┌──
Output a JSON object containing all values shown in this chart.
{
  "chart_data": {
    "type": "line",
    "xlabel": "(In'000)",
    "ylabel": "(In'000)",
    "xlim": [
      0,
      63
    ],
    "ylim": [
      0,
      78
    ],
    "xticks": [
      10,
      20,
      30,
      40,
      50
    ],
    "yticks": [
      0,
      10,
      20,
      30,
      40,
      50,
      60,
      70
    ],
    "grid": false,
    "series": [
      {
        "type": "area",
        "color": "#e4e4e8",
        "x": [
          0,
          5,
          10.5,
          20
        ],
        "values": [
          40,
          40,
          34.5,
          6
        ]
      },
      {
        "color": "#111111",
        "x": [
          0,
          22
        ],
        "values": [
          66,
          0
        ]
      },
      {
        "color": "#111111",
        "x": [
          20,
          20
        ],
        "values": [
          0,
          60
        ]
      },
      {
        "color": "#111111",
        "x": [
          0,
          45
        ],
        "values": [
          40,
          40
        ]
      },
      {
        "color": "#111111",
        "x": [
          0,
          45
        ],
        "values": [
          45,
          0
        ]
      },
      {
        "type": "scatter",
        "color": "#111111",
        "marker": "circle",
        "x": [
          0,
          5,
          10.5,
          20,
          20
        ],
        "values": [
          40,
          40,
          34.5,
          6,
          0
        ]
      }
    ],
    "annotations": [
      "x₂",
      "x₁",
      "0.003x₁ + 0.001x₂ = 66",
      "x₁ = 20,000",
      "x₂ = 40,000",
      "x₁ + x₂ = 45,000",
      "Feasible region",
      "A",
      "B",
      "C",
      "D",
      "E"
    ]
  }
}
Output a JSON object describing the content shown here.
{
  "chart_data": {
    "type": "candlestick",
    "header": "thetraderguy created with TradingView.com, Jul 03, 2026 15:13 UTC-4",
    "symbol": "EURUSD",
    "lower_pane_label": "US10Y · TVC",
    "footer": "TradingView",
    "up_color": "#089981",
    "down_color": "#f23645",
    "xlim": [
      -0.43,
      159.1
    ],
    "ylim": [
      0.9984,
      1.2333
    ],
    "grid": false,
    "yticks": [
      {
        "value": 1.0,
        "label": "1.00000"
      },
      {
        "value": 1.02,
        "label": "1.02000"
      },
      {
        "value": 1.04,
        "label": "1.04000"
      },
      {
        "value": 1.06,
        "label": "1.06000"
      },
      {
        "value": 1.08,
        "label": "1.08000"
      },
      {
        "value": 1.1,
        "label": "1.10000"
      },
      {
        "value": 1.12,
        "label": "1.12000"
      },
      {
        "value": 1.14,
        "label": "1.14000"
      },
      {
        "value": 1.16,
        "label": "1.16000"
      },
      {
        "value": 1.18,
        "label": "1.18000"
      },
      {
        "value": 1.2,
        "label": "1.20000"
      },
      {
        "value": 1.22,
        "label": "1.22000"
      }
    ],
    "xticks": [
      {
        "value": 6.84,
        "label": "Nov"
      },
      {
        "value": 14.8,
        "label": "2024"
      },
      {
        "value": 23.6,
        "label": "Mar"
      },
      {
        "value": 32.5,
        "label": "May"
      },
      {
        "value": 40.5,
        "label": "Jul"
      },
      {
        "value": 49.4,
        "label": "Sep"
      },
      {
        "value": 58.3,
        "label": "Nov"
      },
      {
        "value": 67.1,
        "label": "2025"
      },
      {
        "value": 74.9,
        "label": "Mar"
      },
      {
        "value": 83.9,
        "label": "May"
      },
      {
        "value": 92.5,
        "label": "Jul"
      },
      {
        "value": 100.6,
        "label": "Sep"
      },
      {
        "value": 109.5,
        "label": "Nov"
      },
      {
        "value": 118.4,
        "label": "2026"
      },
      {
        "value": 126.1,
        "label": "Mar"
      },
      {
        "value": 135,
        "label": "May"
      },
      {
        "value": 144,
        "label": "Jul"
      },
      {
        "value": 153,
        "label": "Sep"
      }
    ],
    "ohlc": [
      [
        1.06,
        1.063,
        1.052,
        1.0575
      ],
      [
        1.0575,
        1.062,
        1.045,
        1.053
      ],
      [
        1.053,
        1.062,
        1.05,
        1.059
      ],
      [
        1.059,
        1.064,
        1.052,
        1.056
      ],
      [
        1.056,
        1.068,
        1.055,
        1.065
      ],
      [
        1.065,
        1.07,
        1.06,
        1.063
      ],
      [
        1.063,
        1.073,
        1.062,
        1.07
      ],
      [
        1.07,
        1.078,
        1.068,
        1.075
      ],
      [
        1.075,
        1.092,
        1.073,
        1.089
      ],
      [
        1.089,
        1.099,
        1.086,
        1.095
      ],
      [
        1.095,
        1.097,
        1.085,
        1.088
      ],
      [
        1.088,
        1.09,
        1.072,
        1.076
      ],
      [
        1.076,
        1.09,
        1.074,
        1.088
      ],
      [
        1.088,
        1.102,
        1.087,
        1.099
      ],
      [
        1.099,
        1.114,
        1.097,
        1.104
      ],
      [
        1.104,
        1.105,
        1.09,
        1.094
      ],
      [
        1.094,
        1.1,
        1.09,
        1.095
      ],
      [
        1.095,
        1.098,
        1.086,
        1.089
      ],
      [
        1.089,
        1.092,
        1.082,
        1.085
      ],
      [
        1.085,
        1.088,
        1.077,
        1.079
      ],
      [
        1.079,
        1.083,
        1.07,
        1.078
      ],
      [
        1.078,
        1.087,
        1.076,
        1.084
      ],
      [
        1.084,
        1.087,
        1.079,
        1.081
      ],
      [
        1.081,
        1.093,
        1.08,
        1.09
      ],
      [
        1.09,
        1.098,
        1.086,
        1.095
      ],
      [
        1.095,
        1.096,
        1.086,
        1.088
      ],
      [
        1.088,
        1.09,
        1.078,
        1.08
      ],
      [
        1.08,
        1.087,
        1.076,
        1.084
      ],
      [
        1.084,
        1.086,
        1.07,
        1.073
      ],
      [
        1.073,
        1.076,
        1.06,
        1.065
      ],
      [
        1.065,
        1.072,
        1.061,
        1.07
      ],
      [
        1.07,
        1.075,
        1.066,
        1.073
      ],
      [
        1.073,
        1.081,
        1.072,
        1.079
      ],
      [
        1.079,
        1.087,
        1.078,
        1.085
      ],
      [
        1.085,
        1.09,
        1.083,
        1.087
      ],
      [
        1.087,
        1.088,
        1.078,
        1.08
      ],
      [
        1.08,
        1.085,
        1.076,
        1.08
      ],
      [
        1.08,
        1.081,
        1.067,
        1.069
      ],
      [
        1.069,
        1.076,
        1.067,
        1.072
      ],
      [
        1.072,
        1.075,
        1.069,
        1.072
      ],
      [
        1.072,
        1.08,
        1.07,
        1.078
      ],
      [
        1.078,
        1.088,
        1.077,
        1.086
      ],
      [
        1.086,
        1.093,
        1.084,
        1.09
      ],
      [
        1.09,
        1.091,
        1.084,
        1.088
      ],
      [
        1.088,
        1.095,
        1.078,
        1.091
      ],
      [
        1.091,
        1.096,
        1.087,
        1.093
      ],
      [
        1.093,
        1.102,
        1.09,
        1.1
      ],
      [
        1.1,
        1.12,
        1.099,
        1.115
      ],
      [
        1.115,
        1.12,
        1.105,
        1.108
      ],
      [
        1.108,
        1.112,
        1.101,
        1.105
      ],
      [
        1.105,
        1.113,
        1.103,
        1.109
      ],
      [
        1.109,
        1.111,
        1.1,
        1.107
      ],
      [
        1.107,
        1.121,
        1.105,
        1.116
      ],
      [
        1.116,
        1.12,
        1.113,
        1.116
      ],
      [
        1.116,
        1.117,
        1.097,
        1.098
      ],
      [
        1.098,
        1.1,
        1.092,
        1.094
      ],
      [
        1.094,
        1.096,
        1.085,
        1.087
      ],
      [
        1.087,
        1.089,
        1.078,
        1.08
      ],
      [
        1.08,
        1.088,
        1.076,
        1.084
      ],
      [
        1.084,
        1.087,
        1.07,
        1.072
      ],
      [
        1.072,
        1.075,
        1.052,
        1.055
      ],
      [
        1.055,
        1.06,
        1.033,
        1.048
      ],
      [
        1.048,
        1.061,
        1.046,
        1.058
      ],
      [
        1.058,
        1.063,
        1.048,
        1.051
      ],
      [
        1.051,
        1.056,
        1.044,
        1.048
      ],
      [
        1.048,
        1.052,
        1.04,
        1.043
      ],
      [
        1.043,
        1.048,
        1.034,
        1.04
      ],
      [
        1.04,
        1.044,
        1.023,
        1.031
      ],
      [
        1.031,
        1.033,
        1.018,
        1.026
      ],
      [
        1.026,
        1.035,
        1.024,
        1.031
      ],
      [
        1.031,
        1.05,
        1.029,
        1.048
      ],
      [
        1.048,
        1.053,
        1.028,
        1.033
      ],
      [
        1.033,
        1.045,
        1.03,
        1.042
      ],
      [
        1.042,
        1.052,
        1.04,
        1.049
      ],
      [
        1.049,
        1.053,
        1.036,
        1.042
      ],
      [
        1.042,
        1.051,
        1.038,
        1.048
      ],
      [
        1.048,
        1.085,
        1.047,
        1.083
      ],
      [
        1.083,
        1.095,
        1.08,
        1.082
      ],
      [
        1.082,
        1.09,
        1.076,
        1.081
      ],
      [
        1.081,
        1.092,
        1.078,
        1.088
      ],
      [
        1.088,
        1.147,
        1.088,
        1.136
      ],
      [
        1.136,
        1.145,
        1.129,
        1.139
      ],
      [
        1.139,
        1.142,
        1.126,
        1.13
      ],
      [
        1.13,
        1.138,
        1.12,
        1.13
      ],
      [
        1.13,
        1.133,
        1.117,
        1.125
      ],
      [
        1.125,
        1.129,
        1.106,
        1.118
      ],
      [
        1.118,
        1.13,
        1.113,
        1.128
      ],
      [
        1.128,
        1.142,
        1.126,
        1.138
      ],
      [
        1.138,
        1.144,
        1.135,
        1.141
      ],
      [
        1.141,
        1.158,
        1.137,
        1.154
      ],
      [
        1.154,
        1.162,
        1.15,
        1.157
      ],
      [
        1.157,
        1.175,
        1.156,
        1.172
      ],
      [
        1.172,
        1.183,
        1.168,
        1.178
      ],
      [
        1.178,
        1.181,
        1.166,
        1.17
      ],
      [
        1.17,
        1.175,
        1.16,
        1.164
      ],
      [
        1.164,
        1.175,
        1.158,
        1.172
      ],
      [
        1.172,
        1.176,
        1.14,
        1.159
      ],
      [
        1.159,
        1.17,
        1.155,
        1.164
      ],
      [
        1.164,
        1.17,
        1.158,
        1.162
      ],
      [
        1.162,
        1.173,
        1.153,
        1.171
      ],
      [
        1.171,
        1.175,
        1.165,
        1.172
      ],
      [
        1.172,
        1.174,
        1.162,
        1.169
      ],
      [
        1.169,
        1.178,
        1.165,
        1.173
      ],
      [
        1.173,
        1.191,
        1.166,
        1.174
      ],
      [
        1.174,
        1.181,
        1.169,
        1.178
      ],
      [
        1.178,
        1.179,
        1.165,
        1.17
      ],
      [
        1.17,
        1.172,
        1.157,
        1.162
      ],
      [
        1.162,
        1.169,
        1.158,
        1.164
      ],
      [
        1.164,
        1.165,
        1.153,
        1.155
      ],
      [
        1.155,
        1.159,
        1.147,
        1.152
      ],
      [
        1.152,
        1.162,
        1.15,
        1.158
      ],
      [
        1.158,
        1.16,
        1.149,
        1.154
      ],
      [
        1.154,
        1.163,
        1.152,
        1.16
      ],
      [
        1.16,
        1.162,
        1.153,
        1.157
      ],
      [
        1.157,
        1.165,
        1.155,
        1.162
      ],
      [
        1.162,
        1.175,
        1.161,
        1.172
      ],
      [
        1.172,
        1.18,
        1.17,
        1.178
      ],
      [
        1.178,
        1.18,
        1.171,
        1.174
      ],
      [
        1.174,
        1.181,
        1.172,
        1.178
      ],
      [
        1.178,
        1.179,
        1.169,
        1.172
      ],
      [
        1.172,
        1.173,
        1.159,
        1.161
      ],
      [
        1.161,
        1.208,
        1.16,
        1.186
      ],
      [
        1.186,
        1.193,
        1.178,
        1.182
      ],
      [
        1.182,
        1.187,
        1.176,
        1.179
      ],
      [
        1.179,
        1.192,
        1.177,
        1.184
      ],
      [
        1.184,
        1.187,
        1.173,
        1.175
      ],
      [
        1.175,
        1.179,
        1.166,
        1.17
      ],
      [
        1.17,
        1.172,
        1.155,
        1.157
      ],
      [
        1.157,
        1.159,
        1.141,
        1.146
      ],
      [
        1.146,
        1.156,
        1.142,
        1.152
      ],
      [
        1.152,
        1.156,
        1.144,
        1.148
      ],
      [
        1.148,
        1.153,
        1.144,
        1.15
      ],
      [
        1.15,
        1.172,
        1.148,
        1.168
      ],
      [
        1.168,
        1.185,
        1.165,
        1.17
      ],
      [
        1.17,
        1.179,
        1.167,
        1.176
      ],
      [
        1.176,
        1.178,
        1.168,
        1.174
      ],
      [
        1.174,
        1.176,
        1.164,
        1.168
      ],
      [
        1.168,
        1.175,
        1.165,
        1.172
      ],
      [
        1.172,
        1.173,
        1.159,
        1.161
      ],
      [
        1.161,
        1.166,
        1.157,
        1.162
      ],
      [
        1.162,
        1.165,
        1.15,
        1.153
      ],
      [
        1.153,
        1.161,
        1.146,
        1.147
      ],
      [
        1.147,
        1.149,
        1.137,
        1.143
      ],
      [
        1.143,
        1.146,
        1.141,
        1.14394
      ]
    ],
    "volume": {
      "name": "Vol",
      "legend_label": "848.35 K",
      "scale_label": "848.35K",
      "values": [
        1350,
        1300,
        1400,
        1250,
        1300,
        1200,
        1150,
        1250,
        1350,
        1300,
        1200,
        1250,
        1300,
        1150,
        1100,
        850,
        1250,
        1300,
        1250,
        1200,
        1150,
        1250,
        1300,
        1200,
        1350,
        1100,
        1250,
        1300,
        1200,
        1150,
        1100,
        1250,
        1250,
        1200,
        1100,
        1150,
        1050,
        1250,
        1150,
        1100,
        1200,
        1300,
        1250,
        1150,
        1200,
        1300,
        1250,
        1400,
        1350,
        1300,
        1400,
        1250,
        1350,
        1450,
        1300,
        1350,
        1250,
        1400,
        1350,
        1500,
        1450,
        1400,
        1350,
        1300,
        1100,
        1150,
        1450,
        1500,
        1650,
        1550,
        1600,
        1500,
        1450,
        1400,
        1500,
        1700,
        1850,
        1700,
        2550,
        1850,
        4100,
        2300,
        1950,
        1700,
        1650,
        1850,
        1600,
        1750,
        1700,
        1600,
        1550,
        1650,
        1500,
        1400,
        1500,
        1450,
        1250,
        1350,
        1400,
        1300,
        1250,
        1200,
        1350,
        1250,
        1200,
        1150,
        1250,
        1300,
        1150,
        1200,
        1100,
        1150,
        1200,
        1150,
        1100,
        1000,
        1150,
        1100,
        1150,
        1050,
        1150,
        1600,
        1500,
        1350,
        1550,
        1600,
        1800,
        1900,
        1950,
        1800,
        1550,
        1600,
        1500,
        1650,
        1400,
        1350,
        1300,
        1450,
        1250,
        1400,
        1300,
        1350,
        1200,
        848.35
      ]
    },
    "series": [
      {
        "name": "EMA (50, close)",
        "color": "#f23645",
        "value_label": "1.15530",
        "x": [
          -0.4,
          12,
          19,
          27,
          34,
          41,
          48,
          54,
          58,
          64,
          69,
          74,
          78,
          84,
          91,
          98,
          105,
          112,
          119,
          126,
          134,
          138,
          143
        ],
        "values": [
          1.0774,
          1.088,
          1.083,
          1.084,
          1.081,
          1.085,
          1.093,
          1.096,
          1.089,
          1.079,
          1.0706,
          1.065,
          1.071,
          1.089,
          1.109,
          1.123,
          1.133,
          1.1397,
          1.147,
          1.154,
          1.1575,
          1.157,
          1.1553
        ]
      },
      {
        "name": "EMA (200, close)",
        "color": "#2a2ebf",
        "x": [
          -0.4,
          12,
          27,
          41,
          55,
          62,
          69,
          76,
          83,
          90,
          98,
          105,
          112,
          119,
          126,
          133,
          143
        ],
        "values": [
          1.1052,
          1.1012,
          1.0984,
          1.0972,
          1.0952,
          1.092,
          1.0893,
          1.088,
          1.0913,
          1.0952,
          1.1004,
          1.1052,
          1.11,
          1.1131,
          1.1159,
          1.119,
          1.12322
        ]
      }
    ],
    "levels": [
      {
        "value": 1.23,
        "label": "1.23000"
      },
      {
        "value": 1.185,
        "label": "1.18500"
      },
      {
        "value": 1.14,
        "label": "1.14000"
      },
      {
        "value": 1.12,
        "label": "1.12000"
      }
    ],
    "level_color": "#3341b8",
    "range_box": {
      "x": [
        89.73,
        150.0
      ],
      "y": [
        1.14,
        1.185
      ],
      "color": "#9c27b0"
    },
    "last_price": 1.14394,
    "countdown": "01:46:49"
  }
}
└──
• _WORK TO BE COMPLETED_
Show every line where the string "shown" appears.

• _EXERCISE RESPONSE_
Output a JSON object containing all values shown in this chart.
Output a JSON object describing the content shown here.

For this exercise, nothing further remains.